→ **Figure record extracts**
--------------------------------------------------

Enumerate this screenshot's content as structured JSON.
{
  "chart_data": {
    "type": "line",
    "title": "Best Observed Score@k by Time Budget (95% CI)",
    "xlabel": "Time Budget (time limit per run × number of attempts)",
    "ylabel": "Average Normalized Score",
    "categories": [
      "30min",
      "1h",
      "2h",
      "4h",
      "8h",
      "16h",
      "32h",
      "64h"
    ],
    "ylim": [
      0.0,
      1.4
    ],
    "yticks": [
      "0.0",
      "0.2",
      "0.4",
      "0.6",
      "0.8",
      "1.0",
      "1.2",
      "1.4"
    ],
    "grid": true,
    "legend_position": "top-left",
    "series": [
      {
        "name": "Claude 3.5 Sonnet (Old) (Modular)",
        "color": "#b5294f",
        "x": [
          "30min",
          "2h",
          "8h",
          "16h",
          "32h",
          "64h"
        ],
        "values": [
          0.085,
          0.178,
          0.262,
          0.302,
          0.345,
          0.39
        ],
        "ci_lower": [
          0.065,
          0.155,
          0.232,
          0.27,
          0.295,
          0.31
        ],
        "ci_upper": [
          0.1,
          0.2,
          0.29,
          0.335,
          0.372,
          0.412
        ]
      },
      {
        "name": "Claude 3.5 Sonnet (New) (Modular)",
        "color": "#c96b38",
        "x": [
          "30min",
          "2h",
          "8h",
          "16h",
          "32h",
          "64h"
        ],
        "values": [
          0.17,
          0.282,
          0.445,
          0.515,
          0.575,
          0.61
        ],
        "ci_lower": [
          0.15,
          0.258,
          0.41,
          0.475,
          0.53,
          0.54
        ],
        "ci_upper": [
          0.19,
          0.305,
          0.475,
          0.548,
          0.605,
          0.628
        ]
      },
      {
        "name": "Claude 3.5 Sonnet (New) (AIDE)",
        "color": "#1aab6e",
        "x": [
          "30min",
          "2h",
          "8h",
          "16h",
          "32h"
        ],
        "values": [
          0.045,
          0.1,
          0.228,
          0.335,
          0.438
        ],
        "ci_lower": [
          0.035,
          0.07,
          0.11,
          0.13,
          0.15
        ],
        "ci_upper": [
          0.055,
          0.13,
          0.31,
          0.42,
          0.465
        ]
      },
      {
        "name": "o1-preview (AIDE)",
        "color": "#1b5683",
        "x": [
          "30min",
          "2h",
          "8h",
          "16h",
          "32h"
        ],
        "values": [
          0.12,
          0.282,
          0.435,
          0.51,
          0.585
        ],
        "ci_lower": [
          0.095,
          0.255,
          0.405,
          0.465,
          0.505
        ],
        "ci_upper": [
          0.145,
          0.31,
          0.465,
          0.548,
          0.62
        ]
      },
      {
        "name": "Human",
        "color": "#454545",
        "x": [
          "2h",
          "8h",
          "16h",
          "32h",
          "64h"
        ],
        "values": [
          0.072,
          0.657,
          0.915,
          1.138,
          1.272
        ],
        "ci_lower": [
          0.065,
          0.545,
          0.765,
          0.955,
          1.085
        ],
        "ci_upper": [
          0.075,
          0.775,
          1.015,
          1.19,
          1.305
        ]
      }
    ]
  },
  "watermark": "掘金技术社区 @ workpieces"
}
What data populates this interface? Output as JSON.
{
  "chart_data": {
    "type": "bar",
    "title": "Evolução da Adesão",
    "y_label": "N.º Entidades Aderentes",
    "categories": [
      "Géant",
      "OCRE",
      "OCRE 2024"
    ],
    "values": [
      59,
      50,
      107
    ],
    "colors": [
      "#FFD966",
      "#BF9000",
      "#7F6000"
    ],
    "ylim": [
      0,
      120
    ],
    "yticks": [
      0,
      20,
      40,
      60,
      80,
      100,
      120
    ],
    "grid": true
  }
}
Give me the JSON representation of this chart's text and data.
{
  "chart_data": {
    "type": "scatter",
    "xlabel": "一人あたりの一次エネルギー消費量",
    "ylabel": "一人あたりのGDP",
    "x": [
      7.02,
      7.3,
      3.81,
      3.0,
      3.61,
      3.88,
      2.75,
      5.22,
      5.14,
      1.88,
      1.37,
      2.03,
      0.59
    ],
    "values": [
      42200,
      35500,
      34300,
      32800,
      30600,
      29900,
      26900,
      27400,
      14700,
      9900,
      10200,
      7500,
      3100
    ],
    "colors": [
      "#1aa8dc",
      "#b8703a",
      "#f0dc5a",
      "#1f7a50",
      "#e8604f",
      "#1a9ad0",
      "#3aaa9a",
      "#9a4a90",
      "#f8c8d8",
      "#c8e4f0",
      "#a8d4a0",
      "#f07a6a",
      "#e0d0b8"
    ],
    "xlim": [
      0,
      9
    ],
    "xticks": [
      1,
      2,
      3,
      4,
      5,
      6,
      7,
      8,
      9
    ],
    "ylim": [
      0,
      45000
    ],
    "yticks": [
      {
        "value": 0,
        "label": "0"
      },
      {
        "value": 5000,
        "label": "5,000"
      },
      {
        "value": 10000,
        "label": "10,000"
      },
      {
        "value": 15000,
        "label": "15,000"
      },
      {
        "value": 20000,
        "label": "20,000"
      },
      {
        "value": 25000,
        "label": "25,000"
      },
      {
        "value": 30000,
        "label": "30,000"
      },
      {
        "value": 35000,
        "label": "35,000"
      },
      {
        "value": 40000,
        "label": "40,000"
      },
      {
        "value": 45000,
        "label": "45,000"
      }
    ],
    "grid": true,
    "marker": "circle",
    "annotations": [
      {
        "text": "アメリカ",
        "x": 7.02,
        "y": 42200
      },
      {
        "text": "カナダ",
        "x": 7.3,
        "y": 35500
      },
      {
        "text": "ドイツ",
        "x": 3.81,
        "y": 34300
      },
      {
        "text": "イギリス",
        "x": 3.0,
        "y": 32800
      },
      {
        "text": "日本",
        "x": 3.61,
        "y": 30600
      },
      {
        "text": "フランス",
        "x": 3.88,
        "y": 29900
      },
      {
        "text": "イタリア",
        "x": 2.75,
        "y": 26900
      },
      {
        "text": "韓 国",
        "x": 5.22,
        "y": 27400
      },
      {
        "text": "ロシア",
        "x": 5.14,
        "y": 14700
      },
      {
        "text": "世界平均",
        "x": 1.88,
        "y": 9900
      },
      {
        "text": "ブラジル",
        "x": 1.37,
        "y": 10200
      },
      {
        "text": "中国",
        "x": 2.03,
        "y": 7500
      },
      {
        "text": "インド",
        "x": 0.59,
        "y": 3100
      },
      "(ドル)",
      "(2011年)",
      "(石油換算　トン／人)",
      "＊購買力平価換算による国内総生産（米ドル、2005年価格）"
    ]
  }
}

--------------------------------------------------

→ **Set exercise**
Generate an exact reproduction of all entries.

→ **Full response**
Enumerate this screenshot's content as structured JSON.
{
  "chart_data": {
    "type": "line",
    "title": "Best Observed Score@k by Time Budget (95% CI)",
    "xlabel": "Time Budget (time limit per run × number of attempts)",
    "ylabel": "Average Normalized Score",
    "categories": [
      "30min",
      "1h",
      "2h",
      "4h",
      "8h",
      "16h",
      "32h",
      "64h"
    ],
    "ylim": [
      0.0,
      1.4
    ],
    "yticks": [
      "0.0",
      "0.2",
      "0.4",
      "0.6",
      "0.8",
      "1.0",
      "1.2",
      "1.4"
    ],
    "grid": true,
    "legend_position": "top-left",
    "series": [
      {
        "name": "Claude 3.5 Sonnet (Old) (Modular)",
        "color": "#b5294f",
        "x": [
          "30min",
          "2h",
          "8h",
          "16h",
          "32h",
          "64h"
        ],
        "values": [
          0.085,
          0.178,
          0.262,
          0.302,
          0.345,
          0.39
        ],
        "ci_lower": [
          0.065,
          0.155,
          0.232,
          0.27,
          0.295,
          0.31
        ],
        "ci_upper": [
          0.1,
          0.2,
          0.29,
          0.335,
          0.372,
          0.412
        ]
      },
      {
        "name": "Claude 3.5 Sonnet (New) (Modular)",
        "color": "#c96b38",
        "x": [
          "30min",
          "2h",
          "8h",
          "16h",
          "32h",
          "64h"
        ],
        "values": [
          0.17,
          0.282,
          0.445,
          0.515,
          0.575,
          0.61
        ],
        "ci_lower": [
          0.15,
          0.258,
          0.41,
          0.475,
          0.53,
          0.54
        ],
        "ci_upper": [
          0.19,
          0.305,
          0.475,
          0.548,
          0.605,
          0.628
        ]
      },
      {
        "name": "Claude 3.5 Sonnet (New) (AIDE)",
        "color": "#1aab6e",
        "x": [
          "30min",
          "2h",
          "8h",
          "16h",
          "32h"
        ],
        "values": [
          0.045,
          0.1,
          0.228,
          0.335,
          0.438
        ],
        "ci_lower": [
          0.035,
          0.07,
          0.11,
          0.13,
          0.15
        ],
        "ci_upper": [
          0.055,
          0.13,
          0.31,
          0.42,
          0.465
        ]
      },
      {
        "name": "o1-preview (AIDE)",
        "color": "#1b5683",
        "x": [
          "30min",
          "2h",
          "8h",
          "16h",
          "32h"
        ],
        "values": [
          0.12,
          0.282,
          0.435,
          0.51,
          0.585
        ],
        "ci_lower": [
          0.095,
          0.255,
          0.405,
          0.465,
          0.505
        ],
        "ci_upper": [
          0.145,
          0.31,
          0.465,
          0.548,
          0.62
        ]
      },
      {
        "name": "Human",
        "color": "#454545",
        "x": [
          "2h",
          "8h",
          "16h",
          "32h",
          "64h"
        ],
        "values": [
          0.072,
          0.657,
          0.915,
          1.138,
          1.272
        ],
        "ci_lower": [
          0.065,
          0.545,
          0.765,
          0.955,
          1.085
        ],
        "ci_upper": [
          0.075,
          0.775,
          1.015,
          1.19,
          1.305
        ]
      }
    ]
  },
  "watermark": "掘金技术社区 @ workpieces"
}
What data populates this interface? Output as JSON.
{
  "chart_data": {
    "type": "bar",
    "title": "Evolução da Adesão",
    "y_label": "N.º Entidades Aderentes",
    "categories": [
      "Géant",
      "OCRE",
      "OCRE 2024"
    ],
    "values": [
      59,
      50,
      107
    ],
    "colors": [
      "#FFD966",
      "#BF9000",
      "#7F6000"
    ],
    "ylim": [
      0,
      120
    ],
    "yticks": [
      0,
      20,
      40,
      60,
      80,
      100,
      120
    ],
    "grid": true
  }
}
Give me the JSON representation of this chart's text and data.
{
  "chart_data": {
    "type": "scatter",
    "xlabel": "一人あたりの一次エネルギー消費量",
    "ylabel": "一人あたりのGDP",
    "x": [
      7.02,
      7.3,
      3.81,
      3.0,
      3.61,
      3.88,
      2.75,
      5.22,
      5.14,
      1.88,
      1.37,
      2.03,
      0.59
    ],
    "values": [
      42200,
      35500,
      34300,
      32800,
      30600,
      29900,
      26900,
      27400,
      14700,
      9900,
      10200,
      7500,
      3100
    ],
    "colors": [
      "#1aa8dc",
      "#b8703a",
      "#f0dc5a",
      "#1f7a50",
      "#e8604f",
      "#1a9ad0",
      "#3aaa9a",
      "#9a4a90",
      "#f8c8d8",
      "#c8e4f0",
      "#a8d4a0",
      "#f07a6a",
      "#e0d0b8"
    ],
    "xlim": [
      0,
      9
    ],
    "xticks": [
      1,
      2,
      3,
      4,
      5,
      6,
      7,
      8,
      9
    ],
    "ylim": [
      0,
      45000
    ],
    "yticks": [
      {
        "value": 0,
        "label": "0"
      },
      {
        "value": 5000,
        "label": "5,000"
      },
      {
        "value": 10000,
        "label": "10,000"
      },
      {
        "value": 15000,
        "label": "15,000"
      },
      {
        "value": 20000,
        "label": "20,000"
      },
      {
        "value": 25000,
        "label": "25,000"
      },
      {
        "value": 30000,
        "label": "30,000"
      },
      {
        "value": 35000,
        "label": "35,000"
      },
      {
        "value": 40000,
        "label": "40,000"
      },
      {
        "value": 45000,
        "label": "45,000"
      }
    ],
    "grid": true,
    "marker": "circle",
    "annotations": [
      {
        "text": "アメリカ",
        "x": 7.02,
        "y": 42200
      },
      {
        "text": "カナダ",
        "x": 7.3,
        "y": 35500
      },
      {
        "text": "ドイツ",
        "x": 3.81,
        "y": 34300
      },
      {
        "text": "イギリス",
        "x": 3.0,
        "y": 32800
      },
      {
        "text": "日本",
        "x": 3.61,
        "y": 30600
      },
      {
        "text": "フランス",
        "x": 3.88,
        "y": 29900
      },
      {
        "text": "イタリア",
        "x": 2.75,
        "y": 26900
      },
      {
        "text": "韓 国",
        "x": 5.22,
        "y": 27400
      },
      {
        "text": "ロシア",
        "x": 5.14,
        "y": 14700
      },
      {
        "text": "世界平均",
        "x": 1.88,
        "y": 9900
      },
      {
        "text": "ブラジル",
        "x": 1.37,
        "y": 10200
      },
      {
        "text": "中国",
        "x": 2.03,
        "y": 7500
      },
      {
        "text": "インド",
        "x": 0.59,
        "y": 3100
      },
      "(ドル)",
      "(2011年)",
      "(石油換算　トン／人)",
      "＊購買力平価換算による国内総生産（米ドル、2005年価格）"
    ]
  }
}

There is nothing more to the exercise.